** BEGIN **
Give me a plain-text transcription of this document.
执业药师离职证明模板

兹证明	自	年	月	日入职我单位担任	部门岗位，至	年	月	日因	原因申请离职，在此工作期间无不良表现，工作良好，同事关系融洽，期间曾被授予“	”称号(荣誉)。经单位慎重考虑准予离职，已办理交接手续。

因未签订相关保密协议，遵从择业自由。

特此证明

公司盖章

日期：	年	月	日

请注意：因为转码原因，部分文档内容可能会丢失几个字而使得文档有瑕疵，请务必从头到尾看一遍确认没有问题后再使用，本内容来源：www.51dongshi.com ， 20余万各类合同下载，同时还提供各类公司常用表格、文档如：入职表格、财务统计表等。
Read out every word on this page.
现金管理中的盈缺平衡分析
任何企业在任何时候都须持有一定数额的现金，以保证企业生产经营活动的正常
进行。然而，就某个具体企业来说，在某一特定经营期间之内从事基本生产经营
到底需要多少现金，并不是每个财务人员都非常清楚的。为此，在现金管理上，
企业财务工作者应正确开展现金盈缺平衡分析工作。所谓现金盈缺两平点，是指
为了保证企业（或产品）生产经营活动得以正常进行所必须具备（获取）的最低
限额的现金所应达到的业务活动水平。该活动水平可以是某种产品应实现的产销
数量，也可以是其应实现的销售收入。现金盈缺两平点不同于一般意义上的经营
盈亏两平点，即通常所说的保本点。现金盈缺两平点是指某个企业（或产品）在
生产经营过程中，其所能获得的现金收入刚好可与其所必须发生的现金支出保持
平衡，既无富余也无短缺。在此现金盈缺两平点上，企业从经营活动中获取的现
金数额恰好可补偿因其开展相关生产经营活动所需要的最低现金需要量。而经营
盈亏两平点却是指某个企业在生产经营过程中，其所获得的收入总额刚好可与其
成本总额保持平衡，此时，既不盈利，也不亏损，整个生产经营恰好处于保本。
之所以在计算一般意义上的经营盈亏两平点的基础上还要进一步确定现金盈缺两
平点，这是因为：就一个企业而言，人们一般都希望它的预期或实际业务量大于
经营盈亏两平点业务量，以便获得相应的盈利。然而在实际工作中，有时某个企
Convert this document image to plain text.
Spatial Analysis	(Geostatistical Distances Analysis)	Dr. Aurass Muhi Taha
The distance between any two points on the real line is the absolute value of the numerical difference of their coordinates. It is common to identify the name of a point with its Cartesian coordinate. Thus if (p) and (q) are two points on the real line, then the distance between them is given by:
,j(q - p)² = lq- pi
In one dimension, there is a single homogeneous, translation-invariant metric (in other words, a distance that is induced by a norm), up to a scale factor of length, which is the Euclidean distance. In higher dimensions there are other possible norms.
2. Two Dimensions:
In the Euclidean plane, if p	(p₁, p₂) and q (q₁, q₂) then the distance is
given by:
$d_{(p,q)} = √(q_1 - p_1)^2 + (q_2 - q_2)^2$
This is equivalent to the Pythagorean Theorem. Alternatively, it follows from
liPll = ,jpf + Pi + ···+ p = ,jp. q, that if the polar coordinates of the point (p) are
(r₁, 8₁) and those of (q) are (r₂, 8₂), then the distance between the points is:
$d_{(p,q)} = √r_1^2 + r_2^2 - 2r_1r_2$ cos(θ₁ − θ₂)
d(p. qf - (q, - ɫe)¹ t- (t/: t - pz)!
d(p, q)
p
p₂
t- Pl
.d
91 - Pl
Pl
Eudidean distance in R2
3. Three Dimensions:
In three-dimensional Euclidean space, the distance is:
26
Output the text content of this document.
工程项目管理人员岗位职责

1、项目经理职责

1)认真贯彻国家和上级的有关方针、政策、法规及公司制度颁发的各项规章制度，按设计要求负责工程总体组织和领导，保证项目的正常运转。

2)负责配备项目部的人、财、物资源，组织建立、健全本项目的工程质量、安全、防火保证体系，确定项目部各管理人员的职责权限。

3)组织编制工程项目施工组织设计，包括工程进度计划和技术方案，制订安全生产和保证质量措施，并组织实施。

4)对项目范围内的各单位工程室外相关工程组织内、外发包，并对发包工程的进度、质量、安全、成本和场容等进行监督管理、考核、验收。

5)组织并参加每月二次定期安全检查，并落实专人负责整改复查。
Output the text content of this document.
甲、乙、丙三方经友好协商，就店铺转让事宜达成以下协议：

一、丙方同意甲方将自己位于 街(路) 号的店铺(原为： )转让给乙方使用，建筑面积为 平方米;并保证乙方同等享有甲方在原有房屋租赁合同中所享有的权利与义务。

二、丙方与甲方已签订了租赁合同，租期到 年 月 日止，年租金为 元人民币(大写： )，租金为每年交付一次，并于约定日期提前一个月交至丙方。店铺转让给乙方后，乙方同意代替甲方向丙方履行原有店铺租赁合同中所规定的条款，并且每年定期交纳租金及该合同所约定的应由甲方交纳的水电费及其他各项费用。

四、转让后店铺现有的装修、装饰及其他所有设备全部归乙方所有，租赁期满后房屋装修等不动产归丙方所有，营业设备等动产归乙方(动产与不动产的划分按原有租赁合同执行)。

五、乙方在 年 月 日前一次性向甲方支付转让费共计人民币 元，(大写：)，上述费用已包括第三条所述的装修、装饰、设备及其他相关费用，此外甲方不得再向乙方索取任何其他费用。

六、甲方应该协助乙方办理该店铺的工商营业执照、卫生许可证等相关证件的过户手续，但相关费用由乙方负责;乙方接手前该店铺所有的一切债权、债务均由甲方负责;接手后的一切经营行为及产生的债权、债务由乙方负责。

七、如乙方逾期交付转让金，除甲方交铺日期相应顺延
** END **
_To do_:
Take the lines above and print them exactly.

_Correct answer_:
Give me a plain-text transcription of this document.
执业药师离职证明模板

兹证明	自	年	月	日入职我单位担任	部门岗位，至	年	月	日因	原因申请离职，在此工作期间无不良表现，工作良好，同事关系融洽，期间曾被授予“	”称号(荣誉)。经单位慎重考虑准予离职，已办理交接手续。

因未签订相关保密协议，遵从择业自由。

特此证明

公司盖章

日期：	年	月	日

请注意：因为转码原因，部分文档内容可能会丢失几个字而使得文档有瑕疵，请务必从头到尾看一遍确认没有问题后再使用，本内容来源：www.51dongshi.com ， 20余万各类合同下载，同时还提供各类公司常用表格、文档如：入职表格、财务统计表等。
Read out every word on this page.
现金管理中的盈缺平衡分析
任何企业在任何时候都须持有一定数额的现金，以保证企业生产经营活动的正常
进行。然而，就某个具体企业来说，在某一特定经营期间之内从事基本生产经营
到底需要多少现金，并不是每个财务人员都非常清楚的。为此，在现金管理上，
企业财务工作者应正确开展现金盈缺平衡分析工作。所谓现金盈缺两平点，是指
为了保证企业（或产品）生产经营活动得以正常进行所必须具备（获取）的最低
限额的现金所应达到的业务活动水平。该活动水平可以是某种产品应实现的产销
数量，也可以是其应实现的销售收入。现金盈缺两平点不同于一般意义上的经营
盈亏两平点，即通常所说的保本点。现金盈缺两平点是指某个企业（或产品）在
生产经营过程中，其所能获得的现金收入刚好可与其所必须发生的现金支出保持
平衡，既无富余也无短缺。在此现金盈缺两平点上，企业从经营活动中获取的现
金数额恰好可补偿因其开展相关生产经营活动所需要的最低现金需要量。而经营
盈亏两平点却是指某个企业在生产经营过程中，其所获得的收入总额刚好可与其
成本总额保持平衡，此时，既不盈利，也不亏损，整个生产经营恰好处于保本。
之所以在计算一般意义上的经营盈亏两平点的基础上还要进一步确定现金盈缺两
平点，这是因为：就一个企业而言，人们一般都希望它的预期或实际业务量大于
经营盈亏两平点业务量，以便获得相应的盈利。然而在实际工作中，有时某个企
Convert this document image to plain text.
Spatial Analysis	(Geostatistical Distances Analysis)	Dr. Aurass Muhi Taha
The distance between any two points on the real line is the absolute value of the numerical difference of their coordinates. It is common to identify the name of a point with its Cartesian coordinate. Thus if (p) and (q) are two points on the real line, then the distance between them is given by:
,j(q - p)² = lq- pi
In one dimension, there is a single homogeneous, translation-invariant metric (in other words, a distance that is induced by a norm), up to a scale factor of length, which is the Euclidean distance. In higher dimensions there are other possible norms.
2. Two Dimensions:
In the Euclidean plane, if p	(p₁, p₂) and q (q₁, q₂) then the distance is
given by:
$d_{(p,q)} = √(q_1 - p_1)^2 + (q_2 - q_2)^2$
This is equivalent to the Pythagorean Theorem. Alternatively, it follows from
liPll = ,jpf + Pi + ···+ p = ,jp. q, that if the polar coordinates of the point (p) are
(r₁, 8₁) and those of (q) are (r₂, 8₂), then the distance between the points is:
$d_{(p,q)} = √r_1^2 + r_2^2 - 2r_1r_2$ cos(θ₁ − θ₂)
d(p. qf - (q, - ɫe)¹ t- (t/: t - pz)!
d(p, q)
p
p₂
t- Pl
.d
91 - Pl
Pl
Eudidean distance in R2
3. Three Dimensions:
In three-dimensional Euclidean space, the distance is:
26
Output the text content of this document.
工程项目管理人员岗位职责

1、项目经理职责

1)认真贯彻国家和上级的有关方针、政策、法规及公司制度颁发的各项规章制度，按设计要求负责工程总体组织和领导，保证项目的正常运转。

2)负责配备项目部的人、财、物资源，组织建立、健全本项目的工程质量、安全、防火保证体系，确定项目部各管理人员的职责权限。

3)组织编制工程项目施工组织设计，包括工程进度计划和技术方案，制订安全生产和保证质量措施，并组织实施。

4)对项目范围内的各单位工程室外相关工程组织内、外发包，并对发包工程的进度、质量、安全、成本和场容等进行监督管理、考核、验收。

5)组织并参加每月二次定期安全检查，并落实专人负责整改复查。
Output the text content of this document.
甲、乙、丙三方经友好协商，就店铺转让事宜达成以下协议：

一、丙方同意甲方将自己位于 街(路) 号的店铺(原为： )转让给乙方使用，建筑面积为 平方米;并保证乙方同等享有甲方在原有房屋租赁合同中所享有的权利与义务。

二、丙方与甲方已签订了租赁合同，租期到 年 月 日止，年租金为 元人民币(大写： )，租金为每年交付一次，并于约定日期提前一个月交至丙方。店铺转让给乙方后，乙方同意代替甲方向丙方履行原有店铺租赁合同中所规定的条款，并且每年定期交纳租金及该合同所约定的应由甲方交纳的水电费及其他各项费用。

四、转让后店铺现有的装修、装饰及其他所有设备全部归乙方所有，租赁期满后房屋装修等不动产归丙方所有，营业设备等动产归乙方(动产与不动产的划分按原有租赁合同执行)。

五、乙方在 年 月 日前一次性向甲方支付转让费共计人民币 元，(大写：)，上述费用已包括第三条所述的装修、装饰、设备及其他相关费用，此外甲方不得再向乙方索取任何其他费用。

六、甲方应该协助乙方办理该店铺的工商营业执照、卫生许可证等相关证件的过户手续，但相关费用由乙方负责;乙方接手前该店铺所有的一切债权、债务均由甲方负责;接手后的一切经营行为及产生的债权、债务由乙方负责。

七、如乙方逾期交付转让金，除甲方交铺日期相应顺延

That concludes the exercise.